--- The request ---
Filter the entries, keeping every line with the word "Ötvöskönyi".

--- Material provided ---
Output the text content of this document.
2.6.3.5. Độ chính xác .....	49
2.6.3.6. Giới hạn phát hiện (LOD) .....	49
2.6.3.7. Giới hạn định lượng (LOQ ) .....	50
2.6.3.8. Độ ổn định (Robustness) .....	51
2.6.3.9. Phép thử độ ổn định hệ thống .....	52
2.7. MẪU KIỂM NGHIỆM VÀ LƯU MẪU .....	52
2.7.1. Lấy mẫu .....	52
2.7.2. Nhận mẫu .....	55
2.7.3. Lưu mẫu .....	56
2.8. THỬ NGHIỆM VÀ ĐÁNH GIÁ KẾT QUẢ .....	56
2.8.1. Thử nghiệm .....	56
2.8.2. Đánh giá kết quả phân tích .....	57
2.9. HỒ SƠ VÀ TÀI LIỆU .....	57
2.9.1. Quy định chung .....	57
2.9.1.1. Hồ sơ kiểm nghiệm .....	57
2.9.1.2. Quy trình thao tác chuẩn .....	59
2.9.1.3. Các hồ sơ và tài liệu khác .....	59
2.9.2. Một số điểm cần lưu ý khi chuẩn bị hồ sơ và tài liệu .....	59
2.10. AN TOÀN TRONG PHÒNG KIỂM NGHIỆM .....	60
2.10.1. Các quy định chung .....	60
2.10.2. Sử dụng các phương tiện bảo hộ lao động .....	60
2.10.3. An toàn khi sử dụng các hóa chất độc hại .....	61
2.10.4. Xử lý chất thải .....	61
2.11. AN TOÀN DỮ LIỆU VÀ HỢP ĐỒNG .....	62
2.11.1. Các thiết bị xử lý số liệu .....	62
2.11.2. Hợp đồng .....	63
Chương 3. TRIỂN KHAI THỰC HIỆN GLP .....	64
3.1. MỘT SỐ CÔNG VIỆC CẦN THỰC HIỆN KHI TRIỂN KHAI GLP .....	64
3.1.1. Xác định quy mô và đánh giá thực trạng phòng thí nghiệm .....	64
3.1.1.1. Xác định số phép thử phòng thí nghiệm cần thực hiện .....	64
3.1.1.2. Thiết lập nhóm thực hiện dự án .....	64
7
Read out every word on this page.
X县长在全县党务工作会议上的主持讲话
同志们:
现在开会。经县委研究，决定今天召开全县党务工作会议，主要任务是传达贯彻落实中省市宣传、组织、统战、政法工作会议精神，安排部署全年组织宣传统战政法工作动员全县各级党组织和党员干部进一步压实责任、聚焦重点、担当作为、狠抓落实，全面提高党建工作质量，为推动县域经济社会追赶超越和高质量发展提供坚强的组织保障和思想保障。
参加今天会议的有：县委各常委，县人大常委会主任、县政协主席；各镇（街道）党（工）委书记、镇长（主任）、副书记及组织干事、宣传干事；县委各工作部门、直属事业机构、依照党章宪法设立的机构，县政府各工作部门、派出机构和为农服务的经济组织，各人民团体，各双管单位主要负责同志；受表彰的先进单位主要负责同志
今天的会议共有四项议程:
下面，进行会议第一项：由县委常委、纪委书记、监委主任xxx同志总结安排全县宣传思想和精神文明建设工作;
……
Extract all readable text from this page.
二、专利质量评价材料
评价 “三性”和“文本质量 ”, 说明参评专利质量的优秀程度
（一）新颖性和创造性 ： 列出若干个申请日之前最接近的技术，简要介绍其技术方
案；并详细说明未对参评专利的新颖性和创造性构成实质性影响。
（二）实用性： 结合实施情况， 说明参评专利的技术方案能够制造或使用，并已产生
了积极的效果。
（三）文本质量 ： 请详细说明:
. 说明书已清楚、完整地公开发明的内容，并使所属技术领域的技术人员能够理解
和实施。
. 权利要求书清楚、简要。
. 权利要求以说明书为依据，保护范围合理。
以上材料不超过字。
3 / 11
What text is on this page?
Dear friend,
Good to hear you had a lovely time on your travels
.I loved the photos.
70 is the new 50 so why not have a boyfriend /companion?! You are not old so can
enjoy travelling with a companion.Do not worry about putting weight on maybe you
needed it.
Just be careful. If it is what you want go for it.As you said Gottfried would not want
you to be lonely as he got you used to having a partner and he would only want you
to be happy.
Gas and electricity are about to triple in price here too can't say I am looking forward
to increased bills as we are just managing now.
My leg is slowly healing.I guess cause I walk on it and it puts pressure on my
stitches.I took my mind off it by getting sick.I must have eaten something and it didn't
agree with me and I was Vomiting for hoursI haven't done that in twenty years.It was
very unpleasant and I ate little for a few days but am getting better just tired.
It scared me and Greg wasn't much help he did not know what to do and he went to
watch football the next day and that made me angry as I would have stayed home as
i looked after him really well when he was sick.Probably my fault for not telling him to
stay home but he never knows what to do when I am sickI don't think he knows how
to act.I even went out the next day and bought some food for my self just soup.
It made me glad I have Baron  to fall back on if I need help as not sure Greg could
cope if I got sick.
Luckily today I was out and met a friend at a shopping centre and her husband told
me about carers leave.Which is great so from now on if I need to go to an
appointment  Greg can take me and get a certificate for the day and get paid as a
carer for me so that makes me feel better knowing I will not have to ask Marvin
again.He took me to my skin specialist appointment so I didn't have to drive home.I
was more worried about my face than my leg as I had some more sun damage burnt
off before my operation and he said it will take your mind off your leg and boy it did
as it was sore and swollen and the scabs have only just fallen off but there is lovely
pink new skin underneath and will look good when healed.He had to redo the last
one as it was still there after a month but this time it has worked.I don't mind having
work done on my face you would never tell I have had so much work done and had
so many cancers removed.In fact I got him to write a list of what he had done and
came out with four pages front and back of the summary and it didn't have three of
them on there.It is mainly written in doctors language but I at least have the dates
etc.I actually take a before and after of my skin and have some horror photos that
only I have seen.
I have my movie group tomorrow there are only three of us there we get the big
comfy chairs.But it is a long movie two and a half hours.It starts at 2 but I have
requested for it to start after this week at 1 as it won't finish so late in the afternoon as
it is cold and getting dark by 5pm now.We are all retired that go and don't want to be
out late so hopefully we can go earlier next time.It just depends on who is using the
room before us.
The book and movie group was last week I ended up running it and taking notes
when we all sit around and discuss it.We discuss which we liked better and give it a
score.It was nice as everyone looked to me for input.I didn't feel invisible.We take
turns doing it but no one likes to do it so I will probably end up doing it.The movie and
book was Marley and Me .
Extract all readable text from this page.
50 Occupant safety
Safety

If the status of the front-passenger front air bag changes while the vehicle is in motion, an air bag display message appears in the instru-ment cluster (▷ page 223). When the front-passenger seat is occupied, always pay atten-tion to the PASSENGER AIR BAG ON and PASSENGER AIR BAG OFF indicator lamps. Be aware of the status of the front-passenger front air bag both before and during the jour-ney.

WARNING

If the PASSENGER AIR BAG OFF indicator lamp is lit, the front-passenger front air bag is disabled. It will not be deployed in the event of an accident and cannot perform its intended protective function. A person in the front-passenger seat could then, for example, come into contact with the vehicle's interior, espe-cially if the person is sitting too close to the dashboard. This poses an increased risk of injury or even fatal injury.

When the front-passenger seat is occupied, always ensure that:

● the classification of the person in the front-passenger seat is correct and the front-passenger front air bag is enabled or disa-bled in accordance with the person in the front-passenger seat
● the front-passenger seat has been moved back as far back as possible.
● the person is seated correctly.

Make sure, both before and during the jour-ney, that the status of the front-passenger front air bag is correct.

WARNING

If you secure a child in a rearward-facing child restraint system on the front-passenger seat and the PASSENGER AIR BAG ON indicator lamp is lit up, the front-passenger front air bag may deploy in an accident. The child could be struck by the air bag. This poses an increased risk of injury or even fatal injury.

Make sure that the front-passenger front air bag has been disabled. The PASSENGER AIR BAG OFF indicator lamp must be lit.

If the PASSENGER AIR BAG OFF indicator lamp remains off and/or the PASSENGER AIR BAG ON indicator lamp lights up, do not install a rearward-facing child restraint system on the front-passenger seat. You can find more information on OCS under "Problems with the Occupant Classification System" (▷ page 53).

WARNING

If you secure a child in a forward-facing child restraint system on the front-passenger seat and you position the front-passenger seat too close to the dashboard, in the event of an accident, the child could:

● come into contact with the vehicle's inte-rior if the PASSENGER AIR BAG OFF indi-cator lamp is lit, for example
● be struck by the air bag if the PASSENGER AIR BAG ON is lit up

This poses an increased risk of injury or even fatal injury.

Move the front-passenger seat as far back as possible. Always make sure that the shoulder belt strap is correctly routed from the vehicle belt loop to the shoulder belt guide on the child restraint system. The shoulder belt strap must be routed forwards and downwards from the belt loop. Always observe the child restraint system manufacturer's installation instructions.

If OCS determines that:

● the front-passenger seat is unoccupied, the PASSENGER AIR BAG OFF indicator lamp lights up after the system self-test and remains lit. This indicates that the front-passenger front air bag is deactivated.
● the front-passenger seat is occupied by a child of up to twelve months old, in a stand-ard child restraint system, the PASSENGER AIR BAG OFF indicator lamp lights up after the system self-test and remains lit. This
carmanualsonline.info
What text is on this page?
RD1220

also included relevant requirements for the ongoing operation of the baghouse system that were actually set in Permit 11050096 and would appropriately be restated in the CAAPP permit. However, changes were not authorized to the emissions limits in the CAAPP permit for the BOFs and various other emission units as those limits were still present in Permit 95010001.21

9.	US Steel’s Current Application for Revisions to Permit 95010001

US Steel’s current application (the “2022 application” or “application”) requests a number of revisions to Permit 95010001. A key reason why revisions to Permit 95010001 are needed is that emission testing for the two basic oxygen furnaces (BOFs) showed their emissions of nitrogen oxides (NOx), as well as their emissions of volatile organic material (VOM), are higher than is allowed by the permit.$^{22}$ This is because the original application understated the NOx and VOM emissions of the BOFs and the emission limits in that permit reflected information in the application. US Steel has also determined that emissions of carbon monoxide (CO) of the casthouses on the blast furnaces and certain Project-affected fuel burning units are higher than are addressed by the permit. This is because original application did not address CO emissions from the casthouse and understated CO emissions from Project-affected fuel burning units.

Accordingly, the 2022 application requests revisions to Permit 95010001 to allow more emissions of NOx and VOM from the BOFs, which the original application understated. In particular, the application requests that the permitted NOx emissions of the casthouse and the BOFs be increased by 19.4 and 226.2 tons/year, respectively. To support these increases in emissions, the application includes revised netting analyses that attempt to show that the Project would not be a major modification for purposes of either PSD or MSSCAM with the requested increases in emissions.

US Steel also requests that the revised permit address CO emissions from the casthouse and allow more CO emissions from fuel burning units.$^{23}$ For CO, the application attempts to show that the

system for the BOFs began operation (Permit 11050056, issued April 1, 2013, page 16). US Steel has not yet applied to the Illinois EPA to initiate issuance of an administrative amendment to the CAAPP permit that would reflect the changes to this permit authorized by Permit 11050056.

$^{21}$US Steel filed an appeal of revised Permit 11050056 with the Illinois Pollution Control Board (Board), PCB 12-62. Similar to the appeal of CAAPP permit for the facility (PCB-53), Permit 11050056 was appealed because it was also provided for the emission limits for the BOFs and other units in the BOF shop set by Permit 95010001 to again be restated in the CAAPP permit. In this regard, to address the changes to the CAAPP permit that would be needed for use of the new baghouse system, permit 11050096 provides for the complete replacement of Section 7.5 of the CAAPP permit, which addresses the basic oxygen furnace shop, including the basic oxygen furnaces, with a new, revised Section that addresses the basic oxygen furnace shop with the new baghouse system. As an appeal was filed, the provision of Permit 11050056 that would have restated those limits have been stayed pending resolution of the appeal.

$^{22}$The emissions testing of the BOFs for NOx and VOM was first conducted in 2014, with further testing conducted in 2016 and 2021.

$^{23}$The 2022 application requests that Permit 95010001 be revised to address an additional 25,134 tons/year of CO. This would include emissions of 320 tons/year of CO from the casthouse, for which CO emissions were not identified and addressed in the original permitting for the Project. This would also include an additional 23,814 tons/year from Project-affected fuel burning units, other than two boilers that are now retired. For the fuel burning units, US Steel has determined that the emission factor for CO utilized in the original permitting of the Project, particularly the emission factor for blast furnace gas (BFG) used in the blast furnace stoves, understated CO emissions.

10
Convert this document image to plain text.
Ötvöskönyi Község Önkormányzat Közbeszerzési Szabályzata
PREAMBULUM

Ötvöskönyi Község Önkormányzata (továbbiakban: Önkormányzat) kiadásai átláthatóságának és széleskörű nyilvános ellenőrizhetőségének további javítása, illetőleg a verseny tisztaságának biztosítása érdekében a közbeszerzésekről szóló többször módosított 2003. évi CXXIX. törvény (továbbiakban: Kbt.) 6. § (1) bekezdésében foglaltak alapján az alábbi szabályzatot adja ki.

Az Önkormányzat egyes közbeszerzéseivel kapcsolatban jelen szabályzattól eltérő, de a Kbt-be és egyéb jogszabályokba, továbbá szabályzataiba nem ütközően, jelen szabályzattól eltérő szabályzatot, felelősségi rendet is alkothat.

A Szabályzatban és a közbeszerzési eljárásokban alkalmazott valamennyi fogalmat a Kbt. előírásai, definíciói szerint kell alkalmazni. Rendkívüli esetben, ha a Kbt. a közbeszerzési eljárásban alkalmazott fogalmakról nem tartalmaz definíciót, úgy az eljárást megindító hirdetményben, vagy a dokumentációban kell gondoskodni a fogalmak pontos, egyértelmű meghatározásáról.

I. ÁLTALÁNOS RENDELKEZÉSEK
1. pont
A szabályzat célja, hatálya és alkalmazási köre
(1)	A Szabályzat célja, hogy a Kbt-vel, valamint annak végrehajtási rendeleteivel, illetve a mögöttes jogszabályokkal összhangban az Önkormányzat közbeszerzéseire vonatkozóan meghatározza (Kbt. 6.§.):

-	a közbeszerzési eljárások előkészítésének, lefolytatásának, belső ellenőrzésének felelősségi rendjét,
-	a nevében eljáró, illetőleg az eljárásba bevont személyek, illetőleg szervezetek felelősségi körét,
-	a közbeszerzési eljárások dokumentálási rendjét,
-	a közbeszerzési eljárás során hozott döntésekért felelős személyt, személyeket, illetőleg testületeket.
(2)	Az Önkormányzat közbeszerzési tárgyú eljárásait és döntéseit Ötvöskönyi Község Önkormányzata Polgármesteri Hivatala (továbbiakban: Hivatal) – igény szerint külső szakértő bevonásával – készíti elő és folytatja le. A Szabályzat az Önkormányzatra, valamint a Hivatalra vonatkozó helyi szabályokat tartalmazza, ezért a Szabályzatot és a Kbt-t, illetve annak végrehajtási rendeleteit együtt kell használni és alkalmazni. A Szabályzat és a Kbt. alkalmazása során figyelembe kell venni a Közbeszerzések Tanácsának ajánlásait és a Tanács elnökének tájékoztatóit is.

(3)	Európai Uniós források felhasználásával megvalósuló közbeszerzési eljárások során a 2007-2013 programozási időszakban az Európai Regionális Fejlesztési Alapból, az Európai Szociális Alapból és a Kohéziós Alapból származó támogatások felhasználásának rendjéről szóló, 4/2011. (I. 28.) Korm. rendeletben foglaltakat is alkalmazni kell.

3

--- Output of the task ---
Ötvöskönyi Község Önkormányzat Közbeszerzési Szabályzata
Ötvöskönyi Község Önkormányzata (továbbiakban: Önkormányzat) kiadásai átláthatóságának és széleskörű nyilvános ellenőrizhetőségének további javítása, illetőleg a verseny tisztaságának biztosítása érdekében a közbeszerzésekről szóló többször módosított 2003. évi CXXIX. törvény (továbbiakban: Kbt.) 6. § (1) bekezdésében foglaltak alapján az alábbi szabályzatot adja ki.
(2)	Az Önkormányzat közbeszerzési tárgyú eljárásait és döntéseit Ötvöskönyi Község Önkormányzata Polgármesteri Hivatala (továbbiakban: Hivatal) – igény szerint külső szakértő bevonásával – készíti elő és folytatja le. A Szabályzat az Önkormányzatra, valamint a Hivatalra vonatkozó helyi szabályokat tartalmazza, ezért a Szabályzatot és a Kbt-t, illetve annak végrehajtási rendeleteit együtt kell használni és alkalmazni. A Szabályzat és a Kbt. alkalmazása során figyelembe kell venni a Közbeszerzések Tanácsának ajánlásait és a Tanács elnökének tájékoztatóit is.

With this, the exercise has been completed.